- _WHAT YOU HAVE TO DO_:
Look through the listing and locate every line containing the word "dati"; copy those lines.

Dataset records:
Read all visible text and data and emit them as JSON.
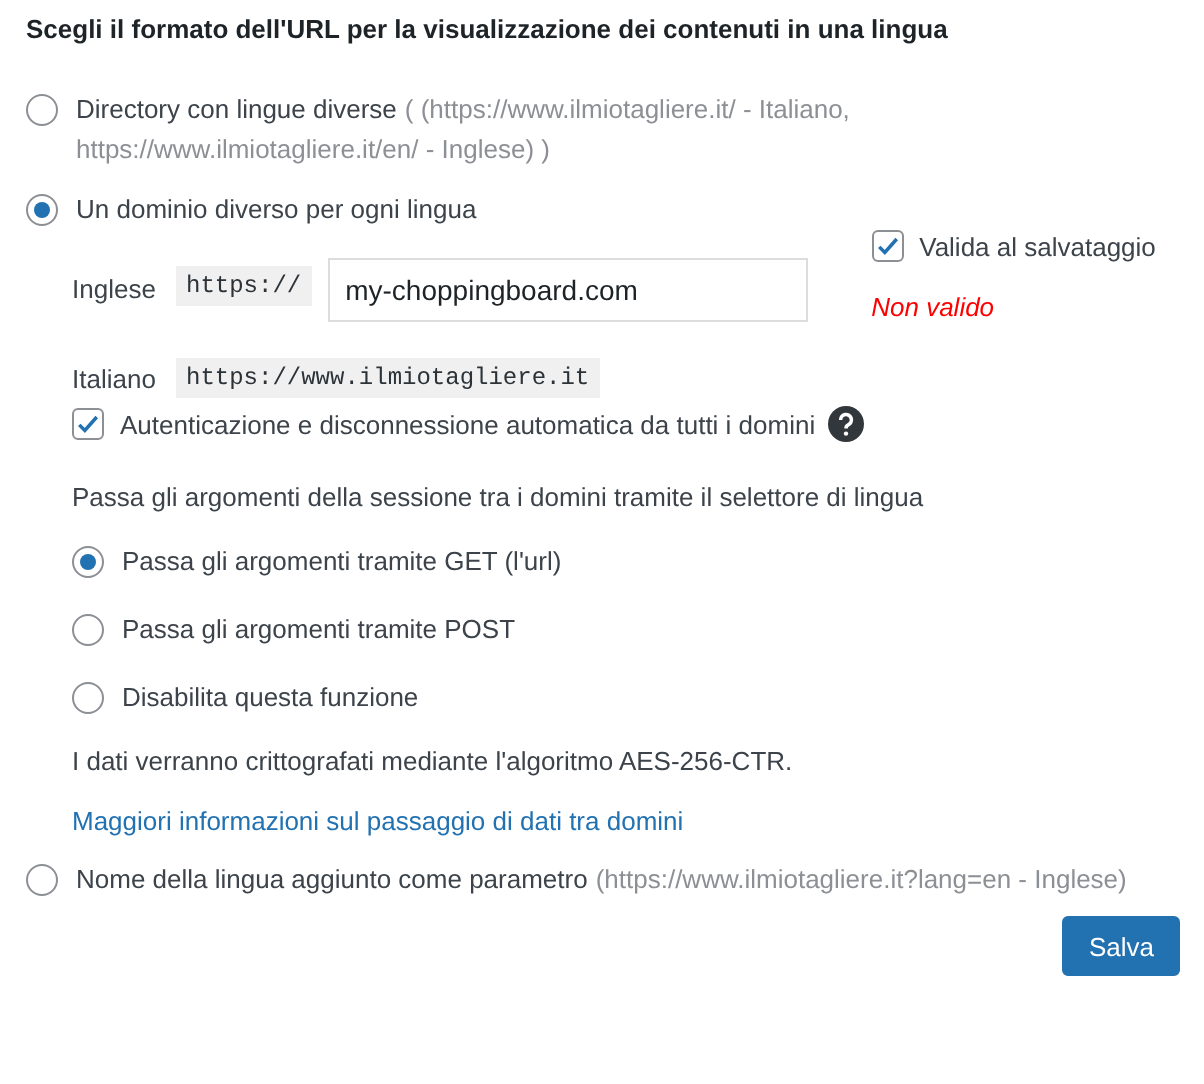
{
  "heading": "Scegli il formato dell'URL per la visualizzazione dei contenuti in una lingua",
  "url_formats": [
    {
      "kind": "plain",
      "label": "Directory con lingue diverse",
      "hint": "( (https://www.ilmiotagliere.it/ - Italiano, https://www.ilmiotagliere.it/en/ - Inglese) )",
      "selected": false
    },
    {
      "kind": "domains",
      "label": "Un dominio diverso per ogni lingua",
      "selected": true
    },
    {
      "kind": "plain",
      "label": "Nome della lingua aggiunto come parametro",
      "hint": "(https://www.ilmiotagliere.it?lang=en - Inglese)",
      "selected": false
    }
  ],
  "domains": {
    "editable": {
      "language": "Inglese",
      "prefix": "https://",
      "value": "my-choppingboard.com",
      "validate": {
        "label": "Valida al salvataggio",
        "checked": true
      },
      "error": "Non valido"
    },
    "fixed": {
      "language": "Italiano",
      "url": "https://www.ilmiotagliere.it"
    },
    "auto_login": {
      "label": "Autenticazione e disconnessione automatica da tutti i domini",
      "checked": true
    },
    "session_label": "Passa gli argomenti della sessione tra i domini tramite il selettore di lingua",
    "session_options": [
      {
        "label": "Passa gli argomenti tramite GET (l'url)",
        "selected": true
      },
      {
        "label": "Passa gli argomenti tramite POST",
        "selected": false
      },
      {
        "label": "Disabilita questa funzione",
        "selected": false
      }
    ],
    "note": "I dati verranno crittografati mediante l'algoritmo AES-256-CTR.",
    "link": "Maggiori informazioni sul passaggio di dati tra domini"
  },
  "save_button": "Salva"
}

- _OUTPUT FOR THIS EXERCISE_:
    "note": "I dati verranno crittografati mediante l'algoritmo AES-256-CTR.",
    "link": "Maggiori informazioni sul passaggio di dati tra domini"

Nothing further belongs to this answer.